TC Media - Sophie Poisson «Je suis sûr qu'en 10 ans, la ville est capable de devenir complètement cyclable», soutient Pierre Rogué.

Trois à quatre fois par semaine, Pierre Rogué finit sa journée de travail dans l’arrondissement de Ville-Marie avec une balade à vélo qui le porte jusqu’à L’Ile-des-Sœurs. Entre 20 et 70 kilomètres sont parcourus à chaque virée par ce quadragénaire qui a fondé en 2014 la campagne citoyenne «Une porte une vie» pour lutter contre l’emportiérage.

Q Qu’est-ce qui vous amène à faire du vélo à L’Île-des-Sœurs?
R J’ai mon bureau au centre-ville donc à partir de là, je peux faire pleins de détours pour me rendre à la maison, dans l’arrondissement de Rosemont. Je fais souvent quelques tours sur le circuit Gilles-Villeneuve, puis j’emprunte l’estacade, je circule à L’Île-des-Sœurs et je fais quelques côtes dans Westmount.

Q Quel regard portez-vous sur les pistes cyclables de L’Île-des-Sœurs?
R C’est principalement la route verte. Donc, il y a une très bonne surveillance de Vélo Québec. Les routes sont très agréables et surtout très calmes. C’est sûr que ce n’est pas à L’Île-des-Sœurs où l’on va commencer à faire de la vitesse. Avec la piste multifonctionnelle, les gens marchent sur la même bande que les vélos alors il faut faire attention et tout se passe très bien.

J’aime vraiment les traverses de rues où la priorité est donnée aux vélos et aux piétons, avec les voitures qui s’arrêtent pour nous laisser passer. C’est le seul endroit que je connaisse en ville où c’est à ce point respecté. Il y a aussi beaucoup de sens giratoires qui permettent une gestion des flux plus intéressante que des stops aux quatre coins.

Le gros défaut est que les directions sont très mal indiquées. Je connais vraiment bien L’Île-des-Sœurs, mais je me perds à chaque fois si je ne prête pas une attention particulière.

Q Est-ce que se rendre au travail en vélo nécessite que l’employeur installe un équipement approprié?
R J’ai tout ce qui faut au travail: 80 places pour stationner son vélo, des tuyaux d’arrosage pour retirer le sel de la mécanique en hiver, des vestiaires et des douches. Ce n’est pas partout comme ça, mais chaque entreprise devrait avoir un stationnement à vélos et donner des indemnités de déplacement en transports actifs. Par exemple, 25 cents par kilomètre.

Q Quels sont les changements que vous souhaiteriez pour les cyclistes?
R Il y a des normes de pratiques prévues par le National Association of City Transportation Officials (NATCO) auxquelles la métropole adhère, mais sans les mettre en œuvre. On devrait avoir des pistes cyclables unidirectionnelles. On pourrait aussi supprimer le stationnement sur artère parce que c’est de l’espace public qui est prévu pour circuler et ça nuit à la sécurité des gens, notamment avec les zones de portières.

#### Lignes présentées
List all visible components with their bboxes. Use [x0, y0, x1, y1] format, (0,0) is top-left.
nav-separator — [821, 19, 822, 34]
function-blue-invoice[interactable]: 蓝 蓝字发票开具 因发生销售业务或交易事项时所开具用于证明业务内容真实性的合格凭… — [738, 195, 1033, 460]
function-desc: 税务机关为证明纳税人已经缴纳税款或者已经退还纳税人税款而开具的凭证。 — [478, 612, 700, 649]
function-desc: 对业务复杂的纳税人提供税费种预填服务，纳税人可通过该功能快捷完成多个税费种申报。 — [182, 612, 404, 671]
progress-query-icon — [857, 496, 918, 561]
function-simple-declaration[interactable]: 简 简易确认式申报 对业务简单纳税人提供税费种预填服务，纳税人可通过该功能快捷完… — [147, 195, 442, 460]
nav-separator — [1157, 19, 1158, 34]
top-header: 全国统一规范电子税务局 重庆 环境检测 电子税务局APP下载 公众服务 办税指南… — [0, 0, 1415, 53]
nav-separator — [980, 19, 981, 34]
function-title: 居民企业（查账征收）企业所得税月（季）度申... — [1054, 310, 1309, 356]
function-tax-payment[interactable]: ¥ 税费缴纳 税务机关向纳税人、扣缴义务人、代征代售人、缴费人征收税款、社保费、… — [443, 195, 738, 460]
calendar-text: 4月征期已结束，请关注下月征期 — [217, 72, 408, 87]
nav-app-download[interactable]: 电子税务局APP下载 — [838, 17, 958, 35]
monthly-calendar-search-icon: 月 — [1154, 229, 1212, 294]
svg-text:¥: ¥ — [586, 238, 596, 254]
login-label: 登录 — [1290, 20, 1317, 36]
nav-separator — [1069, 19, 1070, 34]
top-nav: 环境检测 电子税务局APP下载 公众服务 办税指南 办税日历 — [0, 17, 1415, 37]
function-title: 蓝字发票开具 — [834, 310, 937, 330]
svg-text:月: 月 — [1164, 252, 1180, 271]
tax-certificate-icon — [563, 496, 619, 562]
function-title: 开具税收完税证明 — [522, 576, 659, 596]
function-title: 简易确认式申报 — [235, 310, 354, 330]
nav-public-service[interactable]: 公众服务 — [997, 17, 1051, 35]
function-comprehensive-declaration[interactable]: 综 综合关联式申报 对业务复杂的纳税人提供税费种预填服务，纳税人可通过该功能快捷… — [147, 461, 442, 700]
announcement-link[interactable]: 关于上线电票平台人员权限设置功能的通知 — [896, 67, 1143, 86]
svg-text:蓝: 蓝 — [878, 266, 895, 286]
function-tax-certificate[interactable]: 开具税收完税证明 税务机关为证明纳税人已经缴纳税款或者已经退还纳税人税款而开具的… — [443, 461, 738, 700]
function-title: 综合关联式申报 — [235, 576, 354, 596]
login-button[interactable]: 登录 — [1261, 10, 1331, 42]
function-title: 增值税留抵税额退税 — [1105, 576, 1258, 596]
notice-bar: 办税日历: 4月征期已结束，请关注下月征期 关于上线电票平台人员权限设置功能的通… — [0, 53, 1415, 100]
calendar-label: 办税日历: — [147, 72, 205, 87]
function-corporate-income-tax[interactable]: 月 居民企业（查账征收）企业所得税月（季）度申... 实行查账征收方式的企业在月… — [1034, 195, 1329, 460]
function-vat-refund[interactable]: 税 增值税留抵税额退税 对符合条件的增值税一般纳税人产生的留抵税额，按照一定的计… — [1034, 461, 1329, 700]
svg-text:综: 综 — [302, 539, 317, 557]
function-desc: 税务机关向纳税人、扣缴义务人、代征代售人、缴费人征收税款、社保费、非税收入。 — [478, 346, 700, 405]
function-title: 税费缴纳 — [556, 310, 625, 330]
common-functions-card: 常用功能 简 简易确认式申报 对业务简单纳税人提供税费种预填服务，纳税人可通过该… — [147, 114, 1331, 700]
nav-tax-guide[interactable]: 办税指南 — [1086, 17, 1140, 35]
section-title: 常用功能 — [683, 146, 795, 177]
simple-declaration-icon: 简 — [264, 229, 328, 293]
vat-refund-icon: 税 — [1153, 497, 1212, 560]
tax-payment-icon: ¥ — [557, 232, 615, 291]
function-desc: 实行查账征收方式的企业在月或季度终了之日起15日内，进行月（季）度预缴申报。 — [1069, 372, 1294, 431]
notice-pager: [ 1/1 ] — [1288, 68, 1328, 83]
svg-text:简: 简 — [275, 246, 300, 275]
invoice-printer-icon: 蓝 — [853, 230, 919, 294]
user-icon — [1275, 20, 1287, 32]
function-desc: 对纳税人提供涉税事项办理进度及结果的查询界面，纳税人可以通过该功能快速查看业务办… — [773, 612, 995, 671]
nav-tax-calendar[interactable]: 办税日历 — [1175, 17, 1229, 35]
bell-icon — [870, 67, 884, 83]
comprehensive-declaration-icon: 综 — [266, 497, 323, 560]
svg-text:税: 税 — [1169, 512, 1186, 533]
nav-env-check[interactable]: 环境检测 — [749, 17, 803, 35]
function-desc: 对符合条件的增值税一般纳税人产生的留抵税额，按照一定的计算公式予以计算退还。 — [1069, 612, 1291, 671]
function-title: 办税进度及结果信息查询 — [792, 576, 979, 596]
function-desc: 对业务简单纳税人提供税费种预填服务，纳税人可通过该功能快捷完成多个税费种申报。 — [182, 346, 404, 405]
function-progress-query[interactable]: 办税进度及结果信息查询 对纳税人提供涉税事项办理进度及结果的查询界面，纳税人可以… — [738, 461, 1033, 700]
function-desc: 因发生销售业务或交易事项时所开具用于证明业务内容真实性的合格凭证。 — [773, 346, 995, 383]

#### Tâche 1
Veuillez recopier le passage du texte source qui va de « Q Est-ce que » jusqu'à « pour les cyclistes? » inclus.
#### Tâche 2
D'après le texte source, en quelle année Pierre Rogué a-t-il fondé la campagne citoyenne « Une porte une vie » ?

#### Résultat 1
Q Est-ce que se rendre au travail en vélo nécessite que l’employeur installe un équipement approprié?
R J’ai tout ce qui faut au travail: 80 places pour stationner son vélo, des tuyaux d’arrosage pour retirer le sel de la mécanique en hiver, des vestiaires et des douches. Ce n’est pas partout comme ça, mais chaque entreprise devrait avoir un stationnement à vélos et donner des indemnités de déplacement en transports actifs. Par exemple, 25 cents par kilomètre.

Q Quels sont les changements que vous souhaiteriez pour les cyclistes?

#### Résultat 2
En 2014.